= Work task =
The answer must consist of each line below that contains the word "Plancha", copied in full.
------ Dataset
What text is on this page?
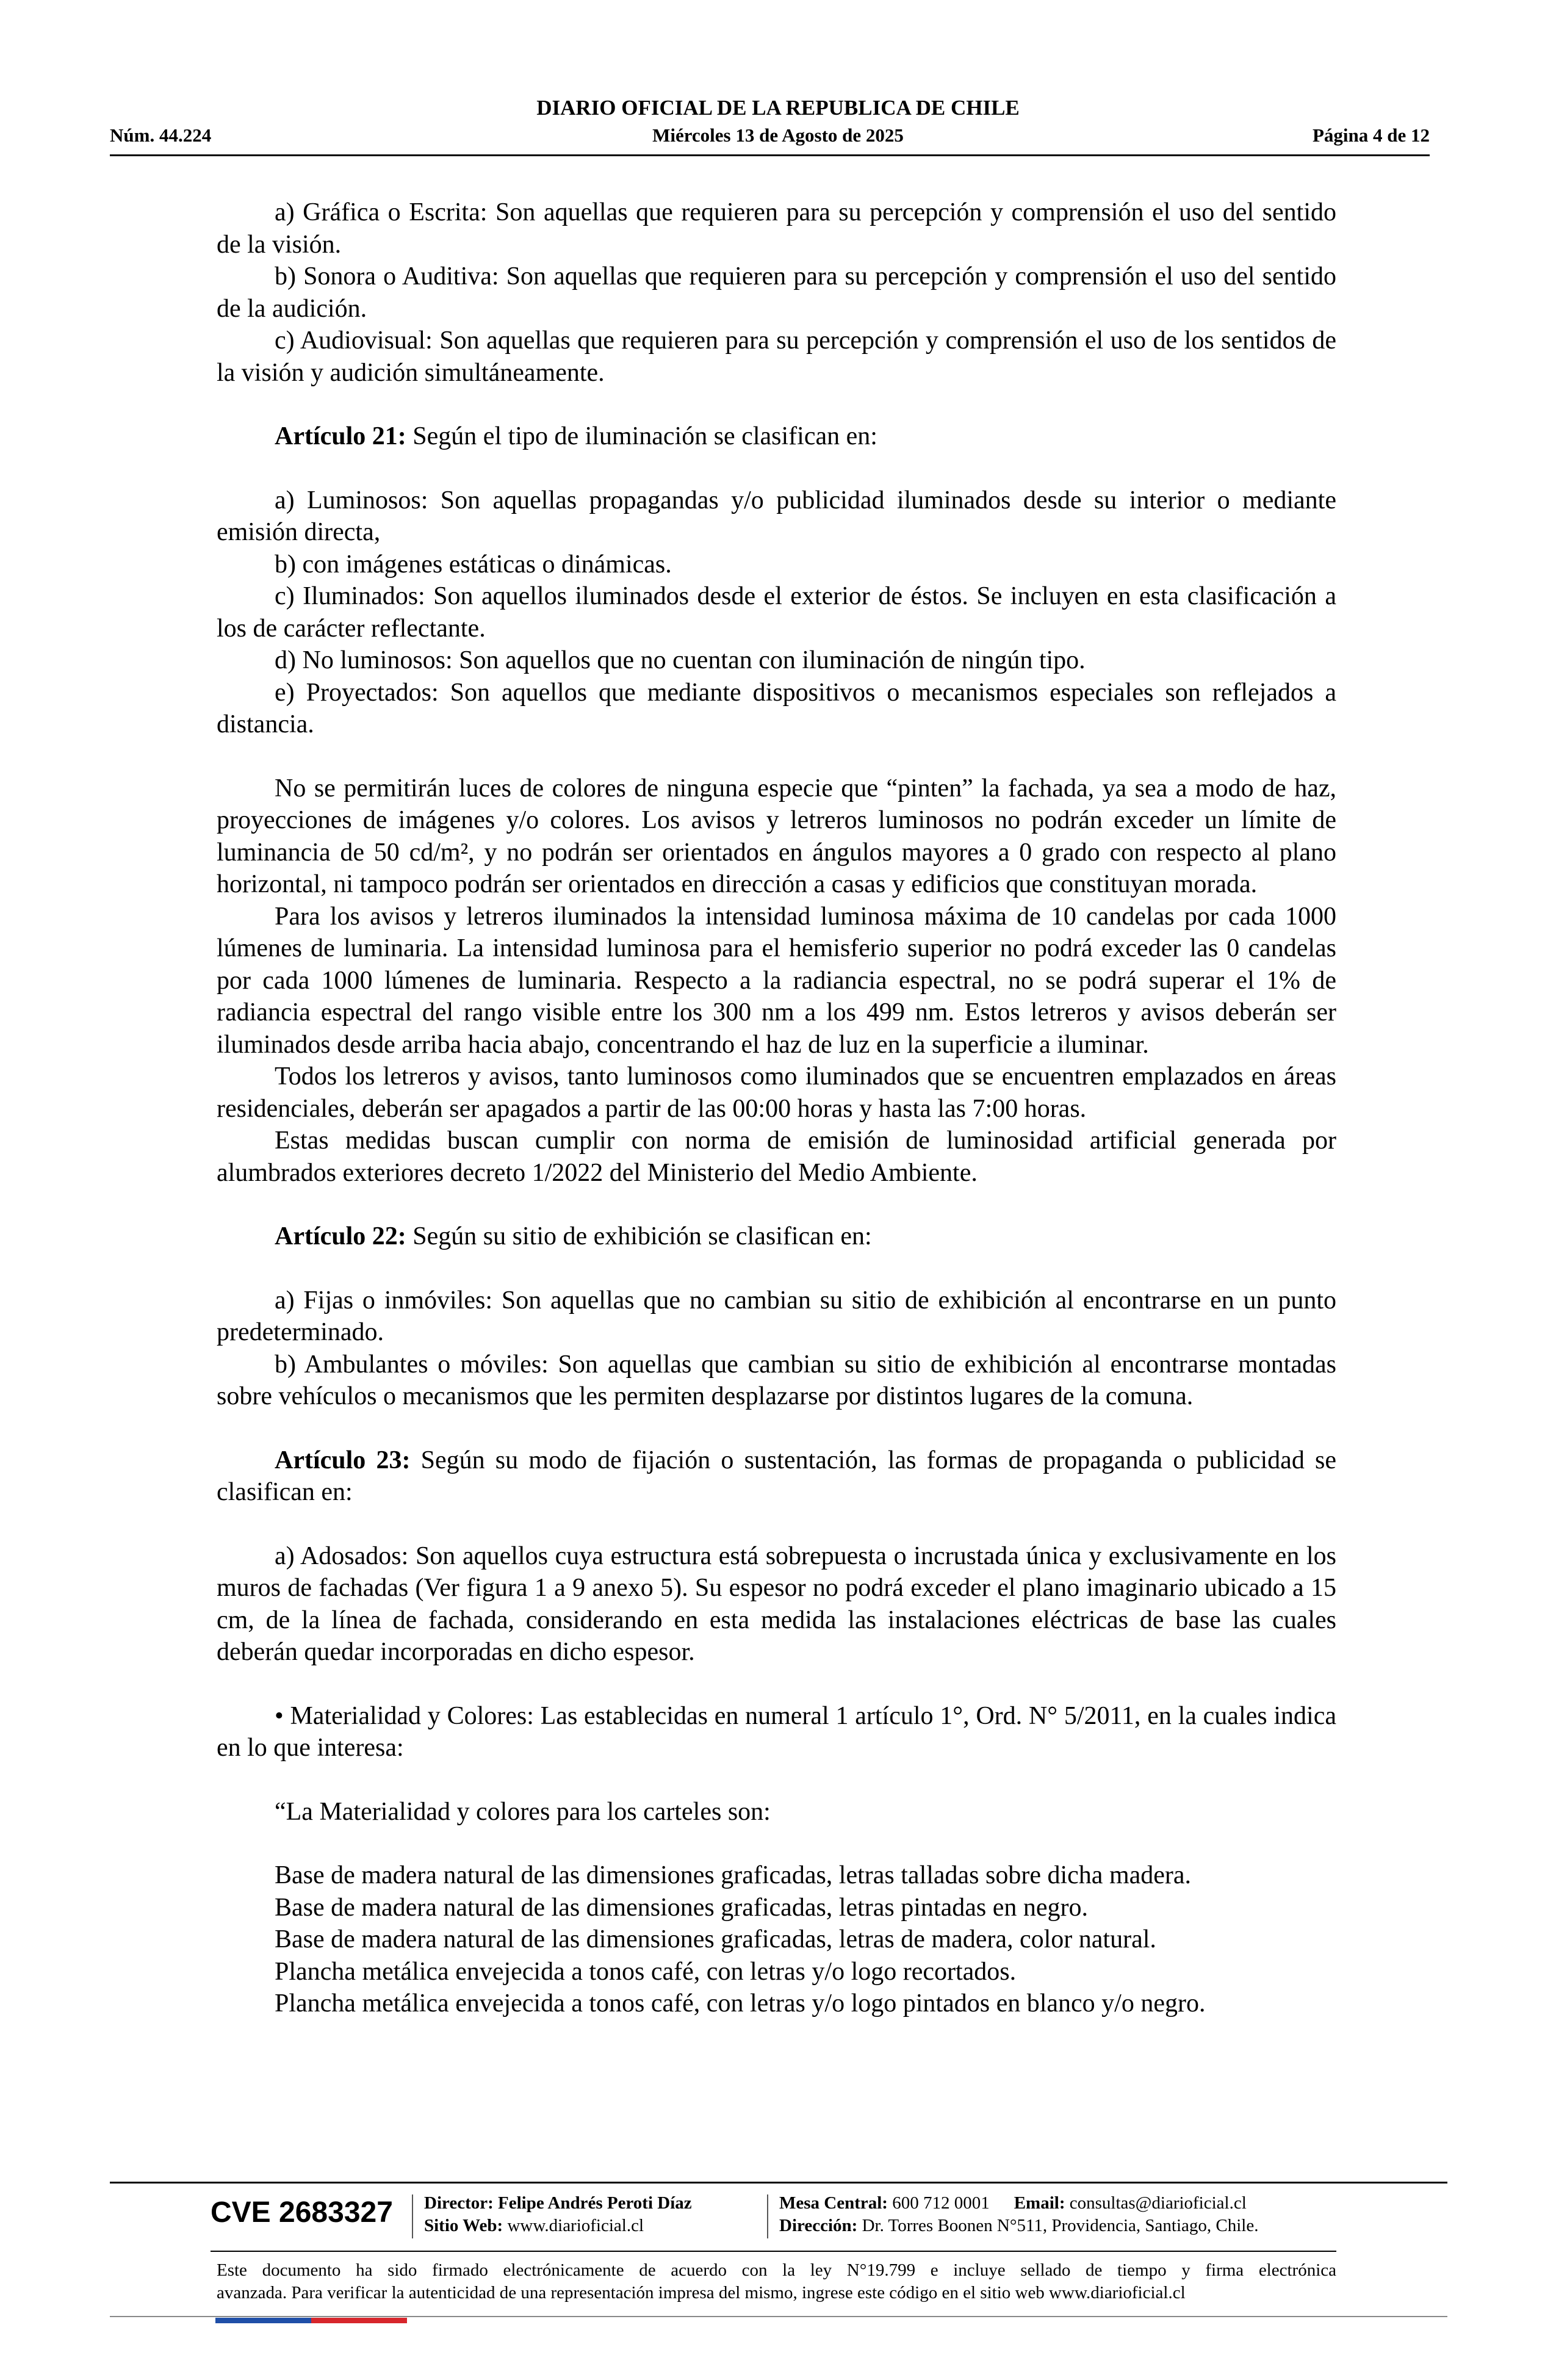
DIARIO OFICIAL DE LA REPUBLICA DE CHILE
Núm. 44.224	Miércoles 13 de Agosto de 2025	Página 4 de 12

a) Gráfica o Escrita: Son aquellas que requieren para su percepción y comprensión el uso del sentido de la visión.

b) Sonora o Auditiva: Son aquellas que requieren para su percepción y comprensión el uso del sentido de la audición.

c) Audiovisual: Son aquellas que requieren para su percepción y comprensión el uso de los sentidos de la visión y audición simultáneamente.

Artículo 21: Según el tipo de iluminación se clasifican en:

a) Luminosos: Son aquellas propagandas y/o publicidad iluminados desde su interior o mediante emisión directa,

b) con imágenes estáticas o dinámicas.

c) Iluminados: Son aquellos iluminados desde el exterior de éstos. Se incluyen en esta clasificación a los de carácter reflectante.

d) No luminosos: Son aquellos que no cuentan con iluminación de ningún tipo.

e) Proyectados: Son aquellos que mediante dispositivos o mecanismos especiales son reflejados a distancia.

No se permitirán luces de colores de ninguna especie que “pinten” la fachada, ya sea a modo de haz, proyecciones de imágenes y/o colores. Los avisos y letreros luminosos no podrán exceder un límite de luminancia de 50 cd/m², y no podrán ser orientados en ángulos mayores a 0 grado con respecto al plano horizontal, ni tampoco podrán ser orientados en dirección a casas y edificios que constituyan morada.

Para los avisos y letreros iluminados la intensidad luminosa máxima de 10 candelas por cada 1000 lúmenes de luminaria. La intensidad luminosa para el hemisferio superior no podrá exceder las 0 candelas por cada 1000 lúmenes de luminaria. Respecto a la radiancia espectral, no se podrá superar el 1% de radiancia espectral del rango visible entre los 300 nm a los 499 nm. Estos letreros y avisos deberán ser iluminados desde arriba hacia abajo, concentrando el haz de luz en la superficie a iluminar.

Todos los letreros y avisos, tanto luminosos como iluminados que se encuentren emplazados en áreas residenciales, deberán ser apagados a partir de las 00:00 horas y hasta las 7:00 horas.

Estas medidas buscan cumplir con norma de emisión de luminosidad artificial generada por alumbrados exteriores decreto 1/2022 del Ministerio del Medio Ambiente.

Artículo 22: Según su sitio de exhibición se clasifican en:

a) Fijas o inmóviles: Son aquellas que no cambian su sitio de exhibición al encontrarse en un punto predeterminado.

b) Ambulantes o móviles: Son aquellas que cambian su sitio de exhibición al encontrarse montadas sobre vehículos o mecanismos que les permiten desplazarse por distintos lugares de la comuna.

Artículo 23: Según su modo de fijación o sustentación, las formas de propaganda o publicidad se clasifican en:

a) Adosados: Son aquellos cuya estructura está sobrepuesta o incrustada única y exclusivamente en los muros de fachadas (Ver figura 1 a 9 anexo 5). Su espesor no podrá exceder el plano imaginario ubicado a 15 cm, de la línea de fachada, considerando en esta medida las instalaciones eléctricas de base las cuales deberán quedar incorporadas en dicho espesor.

• Materialidad y Colores: Las establecidas en numeral 1 artículo 1°, Ord. N° 5/2011, en la cuales indica en lo que interesa:

“La Materialidad y colores para los carteles son:

Base de madera natural de las dimensiones graficadas, letras talladas sobre dicha madera.

Base de madera natural de las dimensiones graficadas, letras pintadas en negro.

Base de madera natural de las dimensiones graficadas, letras de madera, color natural.

Plancha metálica envejecida a tonos café, con letras y/o logo recortados.

Plancha metálica envejecida a tonos café, con letras y/o logo pintados en blanco y/o negro.

CVE 2683327 Director: Felipe Andrés Peroti Díaz
Sitio Web: www.diarioficial.cl
Mesa Central: 600 712 0001 Email: consultas@diarioficial.cl
Dirección: Dr. Torres Boonen N°511, Providencia, Santiago, Chile.
Este documento ha sido firmado electrónicamente de acuerdo con la ley N°19.799 e incluye sellado de tiempo y firma electrónica
avanzada. Para verificar la autenticidad de una representación impresa del mismo, ingrese este código en el sitio web www.diarioficial.cl
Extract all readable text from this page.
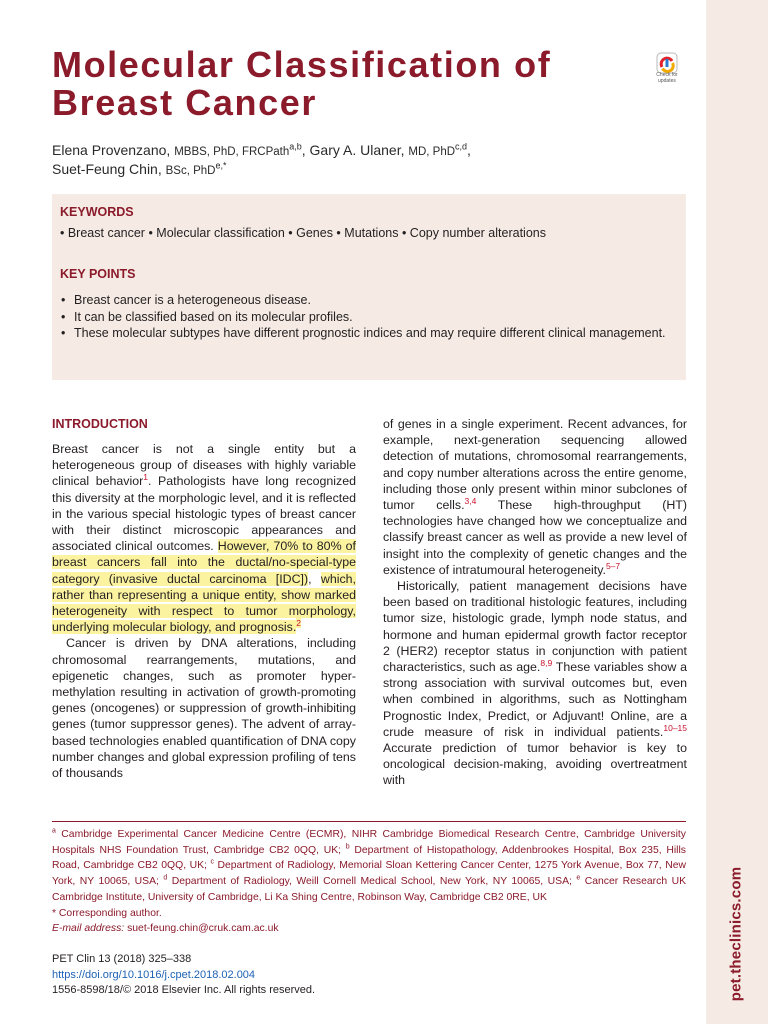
pet.theclinics.com
Molecular Classification of Breast Cancer
Check for updates
Elena Provenzano, MBBS, PhD, FRCPath$^{a,b}$, Gary A. Ulaner, MD, PhD$^{c,d}$,
Suet-Feung Chin, BSc, PhD$^{e,*}$
KEYWORDS
• Breast cancer • Molecular classification • Genes • Mutations • Copy number alterations
KEY POINTS
• Breast cancer is a heterogeneous disease.
• It can be classified based on its molecular profiles.
• These molecular subtypes have different prognostic indices and may require different clinical management.
INTRODUCTION

Breast cancer is not a single entity but a heterogeneous group of diseases with highly variable clinical behavior$^1$. Pathologists have long recognized this diversity at the morphologic level, and it is reflected in the various special histologic types of breast cancer with their distinct microscopic appearances and associated clinical outcomes. However, 70% to 80% of breast cancers fall into the ductal/no-special-type category (invasive ductal carcinoma [IDC]), which, rather than representing a unique entity, show marked heterogeneity with respect to tumor morphology, underlying molecular biology, and prognosis.$^2$

Cancer is driven by DNA alterations, including chromosomal rearrangements, mutations, and epigenetic changes, such as promoter hypermethylation resulting in activation of growth-promoting genes (oncogenes) or suppression of growth-inhibiting genes (tumor suppressor genes). The advent of array-based technologies enabled quantification of DNA copy number changes and global expression profiling of tens of thousands

of genes in a single experiment. Recent advances, for example, next-generation sequencing allowed detection of mutations, chromosomal rearrangements, and copy number alterations across the entire genome, including those only present within minor subclones of tumor cells.$^{3,4}$ These high-throughput (HT) technologies have changed how we conceptualize and classify breast cancer as well as provide a new level of insight into the complexity of genetic changes and the existence of intratumoural heterogeneity.$^{5-7}$

Historically, patient management decisions have been based on traditional histologic features, including tumor size, histologic grade, lymph node status, and hormone and human epidermal growth factor receptor 2 (HER2) receptor status in conjunction with patient characteristics, such as age.$^{8,9}$ These variables show a strong association with survival outcomes but, even when combined in algorithms, such as Nottingham Prognostic Index, Predict, or Adjuvant! Online, are a crude measure of risk in individual patients.$^{10-15}$ Accurate prediction of tumor behavior is key to oncological decision-making, avoiding overtreatment with

$^a$ Cambridge Experimental Cancer Medicine Centre (ECMR), NIHR Cambridge Biomedical Research Centre, Cambridge University Hospitals NHS Foundation Trust, Cambridge CB2 0QQ, UK; $^b$ Department of Histopathology, Addenbrookes Hospital, Box 235, Hills Road, Cambridge CB2 0QQ, UK; $^c$ Department of Radiology, Memorial Sloan Kettering Cancer Center, 1275 York Avenue, Box 77, New York, NY 10065, USA; $^d$ Department of Radiology, Weill Cornell Medical School, New York, NY 10065, USA; $^e$ Cancer Research UK Cambridge Institute, University of Cambridge, Li Ka Shing Centre, Robinson Way, Cambridge CB2 0RE, UK
* Corresponding author.
E-mail address: suet-feung.chin@cruk.cam.ac.uk
PET Clin 13 (2018) 325–338
https://doi.org/10.1016/j.cpet.2018.02.004
1556-8598/18/© 2018 Elsevier Inc. All rights reserved.
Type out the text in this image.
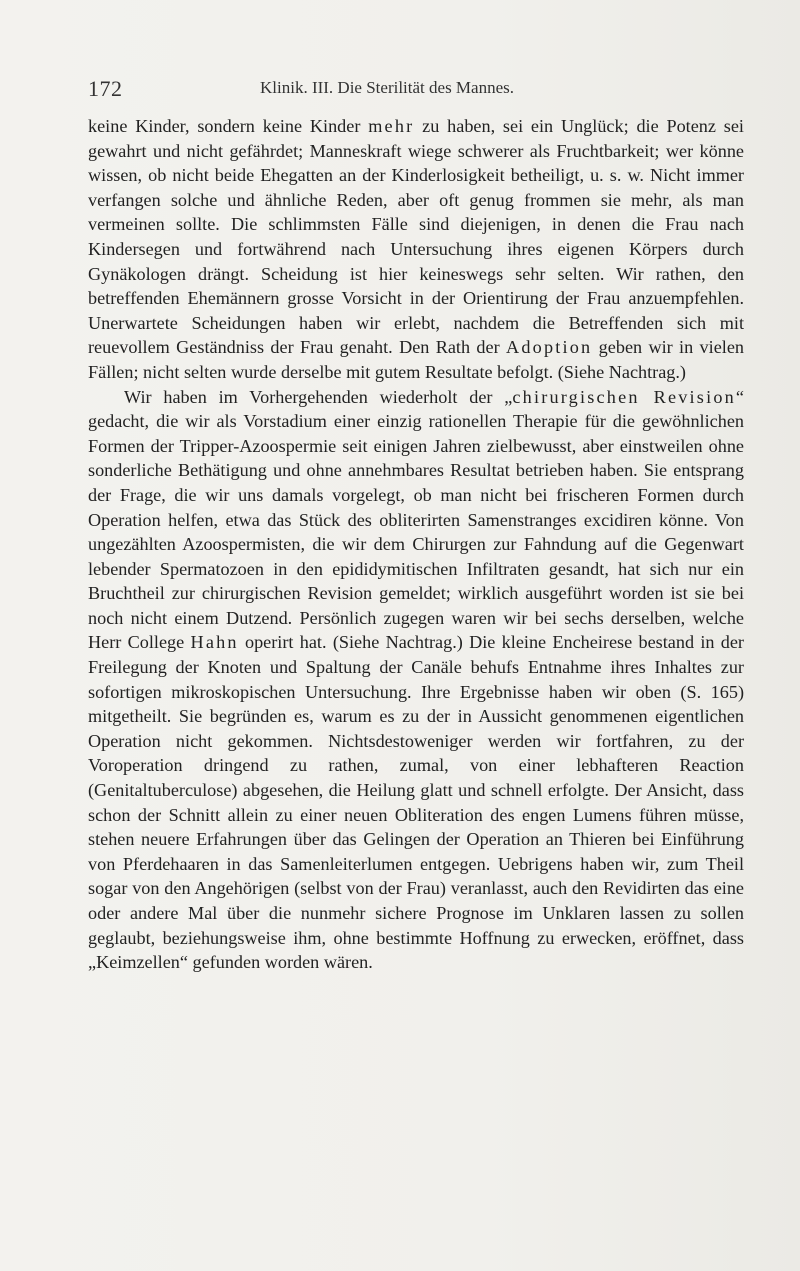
172	Klinik. III. Die Sterilität des Mannes.

keine Kinder, sondern keine Kinder mehr zu haben, sei ein Unglück; die Potenz sei gewahrt und nicht gefährdet; Manneskraft wiege schwerer als Fruchtbarkeit; wer könne wissen, ob nicht beide Ehegatten an der Kinderlosigkeit betheiligt, u. s. w. Nicht immer verfangen solche und ähnliche Reden, aber oft genug frommen sie mehr, als man vermeinen sollte. Die schlimmsten Fälle sind diejenigen, in denen die Frau nach Kindersegen und fortwährend nach Untersuchung ihres eigenen Körpers durch Gynäkologen drängt. Scheidung ist hier keineswegs sehr selten. Wir rathen, den betreffenden Ehemännern grosse Vorsicht in der Orientirung der Frau anzuempfehlen. Unerwartete Scheidungen haben wir erlebt, nachdem die Betreffenden sich mit reuevollem Geständniss der Frau genaht. Den Rath der Adoption geben wir in vielen Fällen; nicht selten wurde derselbe mit gutem Resultate befolgt. (Siehe Nachtrag.)

Wir haben im Vorhergehenden wiederholt der „chirurgischen Revision“ gedacht, die wir als Vorstadium einer einzig rationellen Therapie für die gewöhnlichen Formen der Tripper-Azoospermie seit einigen Jahren zielbewusst, aber einstweilen ohne sonderliche Bethätigung und ohne annehmbares Resultat betrieben haben. Sie entsprang der Frage, die wir uns damals vorgelegt, ob man nicht bei frischeren Formen durch Operation helfen, etwa das Stück des obliterirten Samenstranges excidiren könne. Von ungezählten Azoospermisten, die wir dem Chirurgen zur Fahndung auf die Gegenwart lebender Spermatozoen in den epididymitischen Infiltraten gesandt, hat sich nur ein Bruchtheil zur chirurgischen Revision gemeldet; wirklich ausgeführt worden ist sie bei noch nicht einem Dutzend. Persönlich zugegen waren wir bei sechs derselben, welche Herr College Hahn operirt hat. (Siehe Nachtrag.) Die kleine Encheirese bestand in der Freilegung der Knoten und Spaltung der Canäle behufs Entnahme ihres Inhaltes zur sofortigen mikroskopischen Untersuchung. Ihre Ergebnisse haben wir oben (S. 165) mitgetheilt. Sie begründen es, warum es zu der in Aussicht genommenen eigentlichen Operation nicht gekommen. Nichtsdestoweniger werden wir fortfahren, zu der Voroperation dringend zu rathen, zumal, von einer lebhafteren Reaction (Genitaltuberculose) abgesehen, die Heilung glatt und schnell erfolgte. Der Ansicht, dass schon der Schnitt allein zu einer neuen Obliteration des engen Lumens führen müsse, stehen neuere Erfahrungen über das Gelingen der Operation an Thieren bei Einführung von Pferdehaaren in das Samenleiterlumen entgegen. Uebrigens haben wir, zum Theil sogar von den Angehörigen (selbst von der Frau) veranlasst, auch den Revidirten das eine oder andere Mal über die nunmehr sichere Prognose im Unklaren lassen zu sollen geglaubt, beziehungsweise ihm, ohne bestimmte Hoffnung zu erwecken, eröffnet, dass „Keimzellen“ gefunden worden wären.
------------
= Task solution =
Plancha metálica envejecida a tonos café, con letras y/o logo recortados.
Plancha metálica envejecida a tonos café, con letras y/o logo pintados en blanco y/o negro.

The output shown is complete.